**Description of the task:**
For every line in the data below that contains "page", copy the line.

**Data for processing:**
╔══

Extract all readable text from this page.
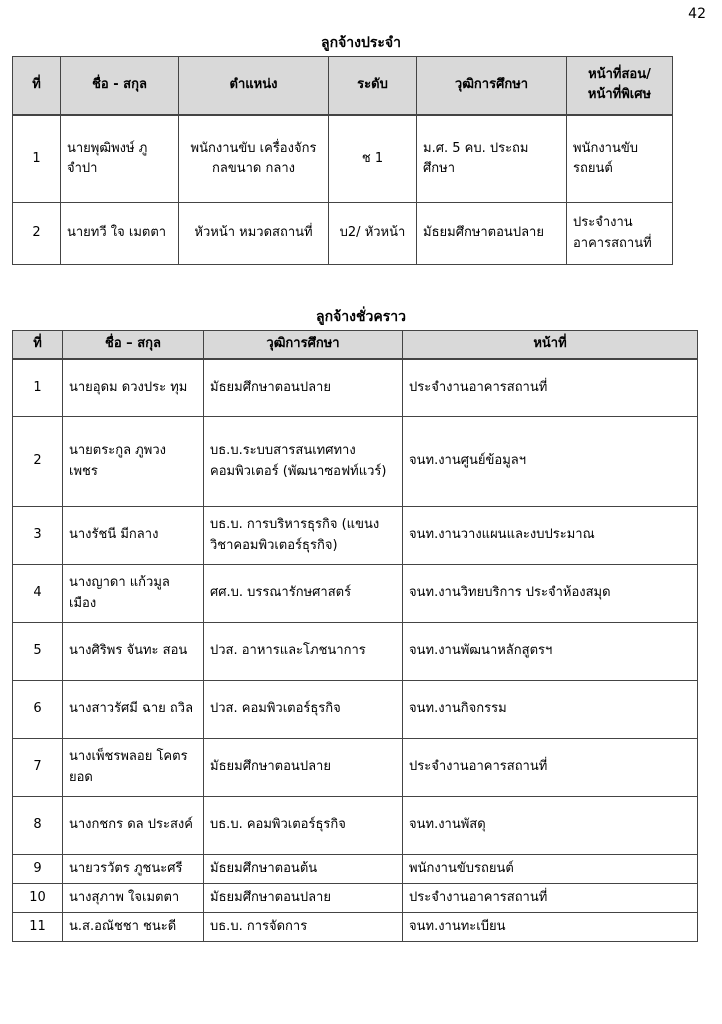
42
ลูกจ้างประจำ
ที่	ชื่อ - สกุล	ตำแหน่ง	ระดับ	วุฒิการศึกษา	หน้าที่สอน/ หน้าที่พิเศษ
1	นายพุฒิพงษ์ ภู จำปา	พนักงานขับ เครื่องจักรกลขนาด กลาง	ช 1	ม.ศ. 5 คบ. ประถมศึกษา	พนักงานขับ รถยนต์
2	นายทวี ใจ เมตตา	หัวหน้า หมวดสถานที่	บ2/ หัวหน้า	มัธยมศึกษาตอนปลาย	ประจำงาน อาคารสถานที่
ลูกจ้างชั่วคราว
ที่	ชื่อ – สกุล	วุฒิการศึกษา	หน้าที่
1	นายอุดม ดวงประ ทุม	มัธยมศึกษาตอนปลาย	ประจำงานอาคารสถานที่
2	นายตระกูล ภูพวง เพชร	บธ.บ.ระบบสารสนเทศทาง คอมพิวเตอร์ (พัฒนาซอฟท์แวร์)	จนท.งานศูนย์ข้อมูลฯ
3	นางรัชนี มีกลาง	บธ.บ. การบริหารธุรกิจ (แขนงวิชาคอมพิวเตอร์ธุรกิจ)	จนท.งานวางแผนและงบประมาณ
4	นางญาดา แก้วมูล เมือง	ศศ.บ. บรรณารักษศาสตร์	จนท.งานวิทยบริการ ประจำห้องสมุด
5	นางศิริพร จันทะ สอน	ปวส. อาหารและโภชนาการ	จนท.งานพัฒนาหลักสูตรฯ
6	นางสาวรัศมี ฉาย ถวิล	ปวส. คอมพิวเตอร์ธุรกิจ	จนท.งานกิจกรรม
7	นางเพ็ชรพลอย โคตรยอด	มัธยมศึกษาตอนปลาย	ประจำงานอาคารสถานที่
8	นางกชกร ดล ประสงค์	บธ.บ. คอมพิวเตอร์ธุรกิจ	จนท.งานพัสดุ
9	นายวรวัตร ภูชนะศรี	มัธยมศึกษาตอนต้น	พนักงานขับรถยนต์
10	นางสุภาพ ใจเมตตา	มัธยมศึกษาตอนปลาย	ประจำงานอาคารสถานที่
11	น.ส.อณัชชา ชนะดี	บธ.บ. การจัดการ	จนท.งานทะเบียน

╚══
╔══

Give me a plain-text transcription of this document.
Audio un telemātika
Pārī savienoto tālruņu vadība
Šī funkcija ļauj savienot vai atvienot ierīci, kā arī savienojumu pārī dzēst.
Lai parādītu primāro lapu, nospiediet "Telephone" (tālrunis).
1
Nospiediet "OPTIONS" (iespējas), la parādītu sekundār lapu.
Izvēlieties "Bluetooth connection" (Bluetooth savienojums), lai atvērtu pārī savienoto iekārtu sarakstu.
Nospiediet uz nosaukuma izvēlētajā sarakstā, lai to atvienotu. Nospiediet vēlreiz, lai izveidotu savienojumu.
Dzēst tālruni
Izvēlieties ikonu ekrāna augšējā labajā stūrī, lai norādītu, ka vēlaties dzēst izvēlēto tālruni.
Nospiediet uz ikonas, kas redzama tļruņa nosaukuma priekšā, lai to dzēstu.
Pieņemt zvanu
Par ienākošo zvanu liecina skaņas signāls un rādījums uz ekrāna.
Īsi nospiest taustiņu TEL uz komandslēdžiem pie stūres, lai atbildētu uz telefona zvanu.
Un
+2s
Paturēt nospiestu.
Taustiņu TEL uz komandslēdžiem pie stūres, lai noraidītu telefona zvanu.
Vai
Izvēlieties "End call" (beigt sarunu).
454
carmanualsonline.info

╚══
╔══

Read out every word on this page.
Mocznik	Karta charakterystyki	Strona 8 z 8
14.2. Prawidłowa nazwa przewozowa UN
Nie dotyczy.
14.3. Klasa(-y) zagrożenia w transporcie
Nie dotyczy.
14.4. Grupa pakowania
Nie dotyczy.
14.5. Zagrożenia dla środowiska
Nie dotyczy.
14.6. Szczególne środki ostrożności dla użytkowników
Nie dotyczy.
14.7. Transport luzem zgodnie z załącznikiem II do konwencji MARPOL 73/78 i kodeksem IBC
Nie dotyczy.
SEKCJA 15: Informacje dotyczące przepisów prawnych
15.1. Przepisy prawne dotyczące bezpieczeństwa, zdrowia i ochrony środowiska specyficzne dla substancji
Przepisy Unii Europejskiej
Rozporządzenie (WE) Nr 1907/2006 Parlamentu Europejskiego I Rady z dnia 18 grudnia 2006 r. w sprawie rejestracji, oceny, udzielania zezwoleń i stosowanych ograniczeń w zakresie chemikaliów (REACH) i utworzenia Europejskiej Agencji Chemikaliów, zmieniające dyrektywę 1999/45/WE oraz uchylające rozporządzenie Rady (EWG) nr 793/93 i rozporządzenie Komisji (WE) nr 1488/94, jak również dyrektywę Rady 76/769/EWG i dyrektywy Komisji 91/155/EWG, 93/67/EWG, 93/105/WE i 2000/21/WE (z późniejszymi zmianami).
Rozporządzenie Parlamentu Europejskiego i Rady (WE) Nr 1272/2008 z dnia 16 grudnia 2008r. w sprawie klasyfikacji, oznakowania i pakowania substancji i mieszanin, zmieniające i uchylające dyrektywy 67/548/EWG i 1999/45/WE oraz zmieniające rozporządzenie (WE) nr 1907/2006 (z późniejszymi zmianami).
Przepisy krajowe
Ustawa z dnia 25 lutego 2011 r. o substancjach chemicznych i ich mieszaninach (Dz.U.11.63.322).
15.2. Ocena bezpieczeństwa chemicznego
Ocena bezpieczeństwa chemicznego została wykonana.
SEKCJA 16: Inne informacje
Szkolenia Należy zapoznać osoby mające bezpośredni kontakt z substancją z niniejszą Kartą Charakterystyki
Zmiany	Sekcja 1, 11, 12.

╚══

**Response to the exercise:**
Extract all readable text from this page.
Read out every word on this page.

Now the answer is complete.